● AIM
Work out the number of lines in the records that include the word "Maret"; reply with that number alone.

● DATASET
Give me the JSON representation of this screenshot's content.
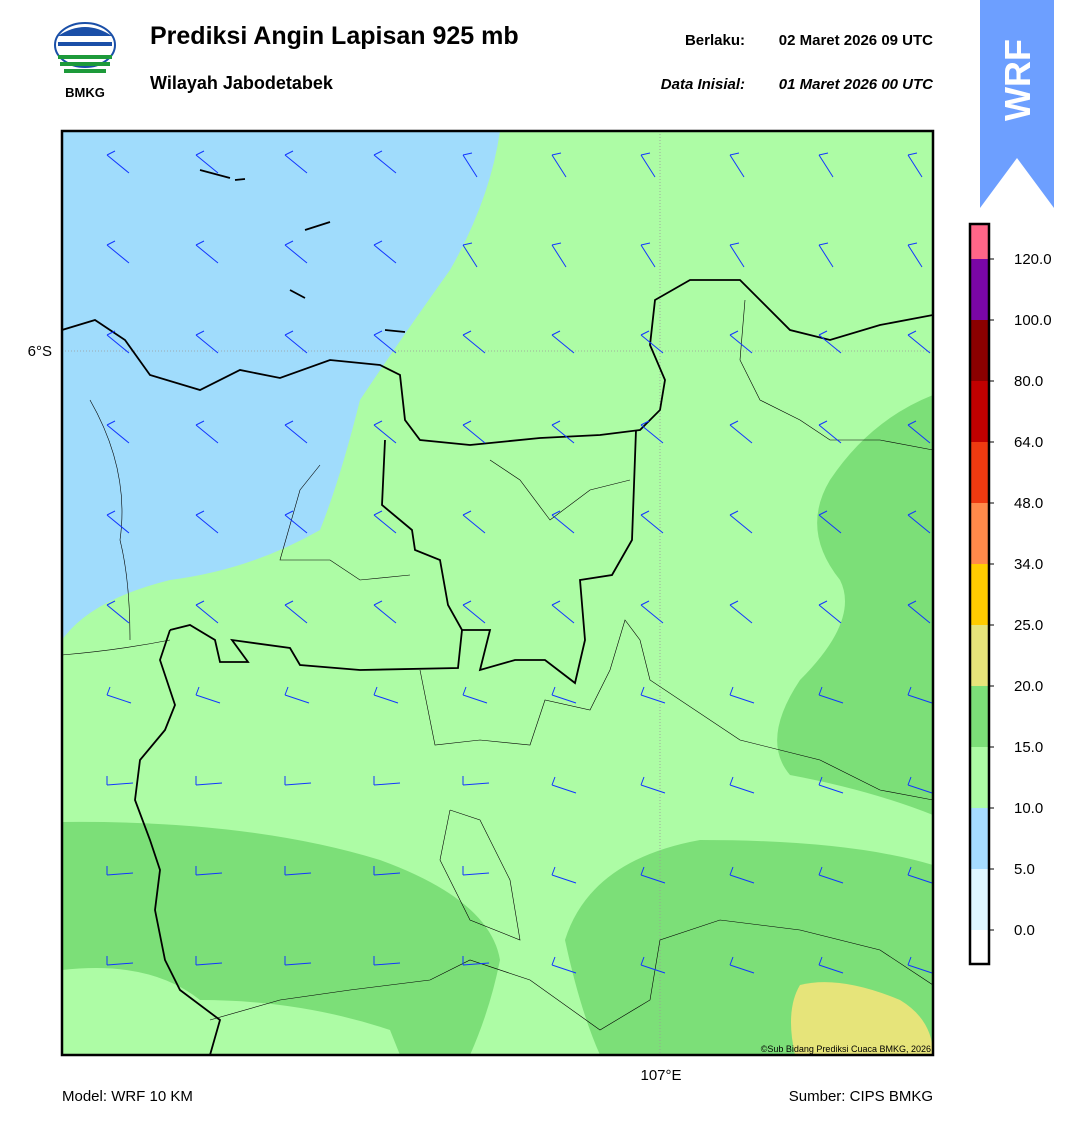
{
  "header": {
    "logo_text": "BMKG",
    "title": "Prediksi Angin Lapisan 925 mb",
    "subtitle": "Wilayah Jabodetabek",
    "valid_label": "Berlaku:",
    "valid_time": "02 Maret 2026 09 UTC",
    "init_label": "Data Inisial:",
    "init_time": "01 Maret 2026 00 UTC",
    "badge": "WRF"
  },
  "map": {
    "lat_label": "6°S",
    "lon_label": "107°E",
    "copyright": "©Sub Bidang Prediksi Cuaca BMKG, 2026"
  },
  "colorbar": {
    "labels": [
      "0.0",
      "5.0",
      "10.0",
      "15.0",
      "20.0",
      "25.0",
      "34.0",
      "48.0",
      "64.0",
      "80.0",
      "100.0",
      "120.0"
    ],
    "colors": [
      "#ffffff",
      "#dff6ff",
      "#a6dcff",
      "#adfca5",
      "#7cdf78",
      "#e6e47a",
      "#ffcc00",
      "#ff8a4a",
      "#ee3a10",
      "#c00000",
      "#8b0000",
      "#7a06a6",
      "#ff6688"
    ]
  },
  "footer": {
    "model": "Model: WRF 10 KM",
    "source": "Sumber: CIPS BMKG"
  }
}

==

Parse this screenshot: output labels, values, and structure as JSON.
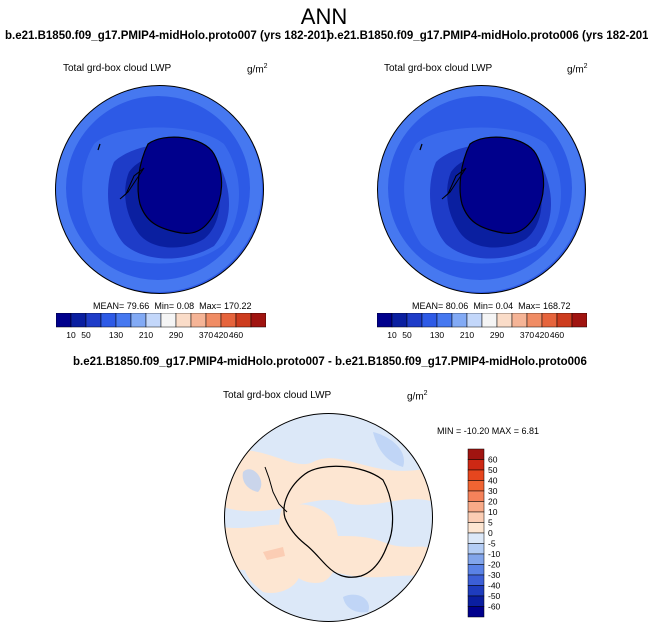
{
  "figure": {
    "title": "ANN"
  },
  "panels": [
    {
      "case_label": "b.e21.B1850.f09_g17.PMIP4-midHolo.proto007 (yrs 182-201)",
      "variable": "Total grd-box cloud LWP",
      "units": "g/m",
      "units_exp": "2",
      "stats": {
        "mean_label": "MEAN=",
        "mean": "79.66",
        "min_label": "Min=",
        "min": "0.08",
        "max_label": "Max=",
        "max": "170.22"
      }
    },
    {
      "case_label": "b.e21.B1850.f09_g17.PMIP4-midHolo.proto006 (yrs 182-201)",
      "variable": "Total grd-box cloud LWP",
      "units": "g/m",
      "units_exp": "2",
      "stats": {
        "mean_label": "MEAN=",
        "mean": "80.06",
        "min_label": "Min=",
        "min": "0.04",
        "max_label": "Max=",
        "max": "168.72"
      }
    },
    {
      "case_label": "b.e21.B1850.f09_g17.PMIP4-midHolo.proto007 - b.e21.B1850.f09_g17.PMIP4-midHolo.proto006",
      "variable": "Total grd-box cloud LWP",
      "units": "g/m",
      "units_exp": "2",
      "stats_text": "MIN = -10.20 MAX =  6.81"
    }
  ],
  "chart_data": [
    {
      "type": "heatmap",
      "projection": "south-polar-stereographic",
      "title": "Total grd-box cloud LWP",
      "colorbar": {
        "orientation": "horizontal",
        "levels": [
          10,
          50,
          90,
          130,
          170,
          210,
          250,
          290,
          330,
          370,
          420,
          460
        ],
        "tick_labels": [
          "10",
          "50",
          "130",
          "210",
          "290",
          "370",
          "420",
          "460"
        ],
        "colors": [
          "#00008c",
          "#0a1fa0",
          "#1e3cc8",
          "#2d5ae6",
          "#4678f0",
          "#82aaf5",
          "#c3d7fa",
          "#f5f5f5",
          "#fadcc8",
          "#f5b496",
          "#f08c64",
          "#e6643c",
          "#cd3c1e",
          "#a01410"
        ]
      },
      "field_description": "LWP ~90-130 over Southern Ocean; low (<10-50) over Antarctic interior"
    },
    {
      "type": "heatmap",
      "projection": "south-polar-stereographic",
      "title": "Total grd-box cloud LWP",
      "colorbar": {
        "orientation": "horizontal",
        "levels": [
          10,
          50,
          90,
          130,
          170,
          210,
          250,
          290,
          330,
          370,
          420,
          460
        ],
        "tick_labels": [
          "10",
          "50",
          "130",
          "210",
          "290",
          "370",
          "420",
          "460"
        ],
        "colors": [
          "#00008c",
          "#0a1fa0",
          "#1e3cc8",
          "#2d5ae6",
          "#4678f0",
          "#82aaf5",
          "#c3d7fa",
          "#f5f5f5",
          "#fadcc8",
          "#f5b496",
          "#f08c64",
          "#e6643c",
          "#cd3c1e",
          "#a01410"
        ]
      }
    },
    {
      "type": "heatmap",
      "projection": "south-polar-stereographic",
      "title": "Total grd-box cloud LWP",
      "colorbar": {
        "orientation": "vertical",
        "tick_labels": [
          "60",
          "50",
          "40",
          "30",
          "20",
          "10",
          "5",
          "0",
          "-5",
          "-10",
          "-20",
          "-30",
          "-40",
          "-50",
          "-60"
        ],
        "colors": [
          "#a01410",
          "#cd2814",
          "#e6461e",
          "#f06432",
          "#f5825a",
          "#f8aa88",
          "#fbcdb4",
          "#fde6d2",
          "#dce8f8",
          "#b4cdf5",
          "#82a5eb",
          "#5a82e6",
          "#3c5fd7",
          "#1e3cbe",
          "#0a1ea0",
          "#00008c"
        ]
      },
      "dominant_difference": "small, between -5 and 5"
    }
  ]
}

● EXERCISE RESULT
2